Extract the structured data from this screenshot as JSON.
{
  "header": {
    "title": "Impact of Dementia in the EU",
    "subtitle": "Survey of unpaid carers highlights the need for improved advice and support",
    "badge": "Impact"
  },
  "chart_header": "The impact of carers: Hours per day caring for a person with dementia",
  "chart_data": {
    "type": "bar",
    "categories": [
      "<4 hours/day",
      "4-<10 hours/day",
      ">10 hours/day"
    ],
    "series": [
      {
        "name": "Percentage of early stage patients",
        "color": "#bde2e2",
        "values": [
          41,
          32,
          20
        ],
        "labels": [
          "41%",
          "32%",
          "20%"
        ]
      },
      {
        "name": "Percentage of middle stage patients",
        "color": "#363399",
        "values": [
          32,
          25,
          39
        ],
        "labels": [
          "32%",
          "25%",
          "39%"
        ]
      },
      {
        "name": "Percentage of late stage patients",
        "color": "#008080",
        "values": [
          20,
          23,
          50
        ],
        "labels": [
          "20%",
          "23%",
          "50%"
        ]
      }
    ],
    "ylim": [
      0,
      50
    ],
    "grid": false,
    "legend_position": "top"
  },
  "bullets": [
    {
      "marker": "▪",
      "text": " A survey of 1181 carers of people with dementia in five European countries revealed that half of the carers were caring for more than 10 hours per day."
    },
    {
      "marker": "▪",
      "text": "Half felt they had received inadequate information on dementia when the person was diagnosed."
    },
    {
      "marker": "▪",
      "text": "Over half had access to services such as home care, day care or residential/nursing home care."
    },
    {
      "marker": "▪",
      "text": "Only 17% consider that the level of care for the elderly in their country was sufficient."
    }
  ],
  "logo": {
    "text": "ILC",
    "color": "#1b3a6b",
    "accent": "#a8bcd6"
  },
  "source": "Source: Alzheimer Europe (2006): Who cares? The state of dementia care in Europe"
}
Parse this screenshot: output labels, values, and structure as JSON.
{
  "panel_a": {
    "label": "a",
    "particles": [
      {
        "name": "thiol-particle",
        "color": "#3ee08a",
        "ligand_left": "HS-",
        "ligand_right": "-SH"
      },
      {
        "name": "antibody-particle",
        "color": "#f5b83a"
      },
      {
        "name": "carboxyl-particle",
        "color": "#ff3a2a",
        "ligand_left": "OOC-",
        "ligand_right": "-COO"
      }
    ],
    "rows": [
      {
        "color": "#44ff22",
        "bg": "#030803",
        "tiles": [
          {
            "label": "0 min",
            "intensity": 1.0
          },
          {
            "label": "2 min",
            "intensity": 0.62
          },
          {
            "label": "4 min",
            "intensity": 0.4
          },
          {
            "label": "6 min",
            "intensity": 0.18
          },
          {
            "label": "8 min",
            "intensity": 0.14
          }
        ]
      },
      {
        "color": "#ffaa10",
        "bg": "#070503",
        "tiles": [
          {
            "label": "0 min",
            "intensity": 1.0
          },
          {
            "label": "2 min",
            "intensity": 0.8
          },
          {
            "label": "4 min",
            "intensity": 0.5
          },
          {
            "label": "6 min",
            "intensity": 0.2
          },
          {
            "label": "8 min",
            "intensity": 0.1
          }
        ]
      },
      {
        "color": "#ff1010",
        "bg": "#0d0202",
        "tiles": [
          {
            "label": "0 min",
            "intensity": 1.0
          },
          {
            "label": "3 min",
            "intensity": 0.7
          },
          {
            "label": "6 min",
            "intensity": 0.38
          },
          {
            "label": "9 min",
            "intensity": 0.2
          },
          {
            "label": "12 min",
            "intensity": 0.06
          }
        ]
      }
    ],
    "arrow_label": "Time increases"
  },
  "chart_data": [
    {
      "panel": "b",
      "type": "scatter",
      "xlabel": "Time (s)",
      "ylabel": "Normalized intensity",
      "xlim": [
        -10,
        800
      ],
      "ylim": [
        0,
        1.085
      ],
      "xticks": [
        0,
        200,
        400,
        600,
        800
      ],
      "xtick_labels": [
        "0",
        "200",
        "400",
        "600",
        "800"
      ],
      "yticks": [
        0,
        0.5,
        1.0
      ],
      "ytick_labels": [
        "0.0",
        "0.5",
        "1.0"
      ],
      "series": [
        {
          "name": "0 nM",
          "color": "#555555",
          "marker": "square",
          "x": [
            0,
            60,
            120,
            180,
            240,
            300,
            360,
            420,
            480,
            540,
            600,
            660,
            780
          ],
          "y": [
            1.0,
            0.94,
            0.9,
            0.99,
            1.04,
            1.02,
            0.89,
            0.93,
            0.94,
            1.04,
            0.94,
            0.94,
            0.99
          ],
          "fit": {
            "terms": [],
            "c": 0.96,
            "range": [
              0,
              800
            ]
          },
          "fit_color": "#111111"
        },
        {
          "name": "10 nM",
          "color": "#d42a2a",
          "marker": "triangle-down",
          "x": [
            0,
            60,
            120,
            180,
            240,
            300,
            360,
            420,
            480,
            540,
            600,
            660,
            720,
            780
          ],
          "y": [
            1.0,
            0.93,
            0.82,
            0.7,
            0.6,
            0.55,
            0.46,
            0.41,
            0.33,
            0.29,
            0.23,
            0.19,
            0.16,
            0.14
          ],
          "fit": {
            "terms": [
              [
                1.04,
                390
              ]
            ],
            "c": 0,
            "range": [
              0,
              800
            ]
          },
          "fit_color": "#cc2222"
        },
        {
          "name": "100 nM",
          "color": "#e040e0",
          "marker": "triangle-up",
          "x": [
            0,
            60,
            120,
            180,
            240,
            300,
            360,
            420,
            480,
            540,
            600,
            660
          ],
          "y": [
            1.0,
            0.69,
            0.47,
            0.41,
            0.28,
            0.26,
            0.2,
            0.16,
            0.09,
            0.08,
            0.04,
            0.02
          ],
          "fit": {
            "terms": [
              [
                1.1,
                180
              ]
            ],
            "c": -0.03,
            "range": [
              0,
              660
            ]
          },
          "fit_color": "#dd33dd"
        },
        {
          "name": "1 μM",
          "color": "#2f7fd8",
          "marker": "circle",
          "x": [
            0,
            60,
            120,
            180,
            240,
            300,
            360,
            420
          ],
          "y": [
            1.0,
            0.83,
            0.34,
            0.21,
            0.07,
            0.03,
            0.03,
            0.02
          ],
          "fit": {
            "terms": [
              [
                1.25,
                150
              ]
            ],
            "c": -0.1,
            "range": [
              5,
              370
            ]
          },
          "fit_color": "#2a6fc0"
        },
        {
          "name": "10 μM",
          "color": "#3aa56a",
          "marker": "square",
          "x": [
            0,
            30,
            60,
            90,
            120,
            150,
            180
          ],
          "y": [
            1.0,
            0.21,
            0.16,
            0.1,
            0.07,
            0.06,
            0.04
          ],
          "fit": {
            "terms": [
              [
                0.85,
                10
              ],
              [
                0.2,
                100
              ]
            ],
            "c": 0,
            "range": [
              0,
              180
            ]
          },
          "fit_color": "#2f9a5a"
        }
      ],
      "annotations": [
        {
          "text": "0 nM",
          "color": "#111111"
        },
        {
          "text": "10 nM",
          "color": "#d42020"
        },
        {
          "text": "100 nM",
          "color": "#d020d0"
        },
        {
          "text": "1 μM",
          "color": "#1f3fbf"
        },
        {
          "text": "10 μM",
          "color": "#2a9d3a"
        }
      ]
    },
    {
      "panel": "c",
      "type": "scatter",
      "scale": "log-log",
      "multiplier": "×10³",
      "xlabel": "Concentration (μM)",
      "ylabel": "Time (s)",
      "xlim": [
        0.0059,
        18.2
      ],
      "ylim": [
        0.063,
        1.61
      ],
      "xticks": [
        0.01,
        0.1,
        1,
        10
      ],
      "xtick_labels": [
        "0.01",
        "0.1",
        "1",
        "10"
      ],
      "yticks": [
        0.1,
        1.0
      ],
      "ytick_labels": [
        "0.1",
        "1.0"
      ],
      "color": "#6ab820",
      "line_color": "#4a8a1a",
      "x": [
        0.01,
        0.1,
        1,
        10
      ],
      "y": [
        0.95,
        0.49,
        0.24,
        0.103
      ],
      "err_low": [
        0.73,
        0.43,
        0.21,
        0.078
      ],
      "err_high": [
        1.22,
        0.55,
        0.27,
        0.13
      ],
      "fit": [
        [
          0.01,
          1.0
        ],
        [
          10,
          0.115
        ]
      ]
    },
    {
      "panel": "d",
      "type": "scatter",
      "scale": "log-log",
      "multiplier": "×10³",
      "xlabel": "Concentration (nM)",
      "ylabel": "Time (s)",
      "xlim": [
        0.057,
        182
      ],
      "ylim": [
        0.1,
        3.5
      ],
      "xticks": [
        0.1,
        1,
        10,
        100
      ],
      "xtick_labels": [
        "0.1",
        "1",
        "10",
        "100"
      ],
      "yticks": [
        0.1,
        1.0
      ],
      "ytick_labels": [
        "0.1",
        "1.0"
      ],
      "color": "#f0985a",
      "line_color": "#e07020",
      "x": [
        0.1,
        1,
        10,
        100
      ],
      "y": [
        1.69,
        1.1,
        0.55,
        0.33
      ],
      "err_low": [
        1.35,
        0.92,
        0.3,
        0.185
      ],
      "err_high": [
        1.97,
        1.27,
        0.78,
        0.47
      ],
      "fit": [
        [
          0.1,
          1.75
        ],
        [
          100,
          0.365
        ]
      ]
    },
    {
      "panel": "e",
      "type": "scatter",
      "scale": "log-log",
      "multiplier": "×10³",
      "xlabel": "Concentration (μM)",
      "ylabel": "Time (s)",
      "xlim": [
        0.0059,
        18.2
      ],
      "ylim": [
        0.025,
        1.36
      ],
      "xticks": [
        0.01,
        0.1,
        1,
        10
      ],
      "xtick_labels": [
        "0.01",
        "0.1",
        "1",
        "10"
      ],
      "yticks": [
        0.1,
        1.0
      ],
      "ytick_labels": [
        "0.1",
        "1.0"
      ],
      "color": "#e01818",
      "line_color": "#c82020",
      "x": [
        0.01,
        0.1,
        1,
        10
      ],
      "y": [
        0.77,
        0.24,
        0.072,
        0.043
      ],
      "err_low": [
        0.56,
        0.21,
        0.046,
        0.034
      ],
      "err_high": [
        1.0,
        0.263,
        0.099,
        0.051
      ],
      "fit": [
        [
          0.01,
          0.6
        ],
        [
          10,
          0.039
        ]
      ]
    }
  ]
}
· · ·
- _PROBLEM_
Each line holding the word "triangle" must be copied from the data.

- _WRITTEN RESPONSE_
          "marker": "triangle-down",
          "marker": "triangle-up",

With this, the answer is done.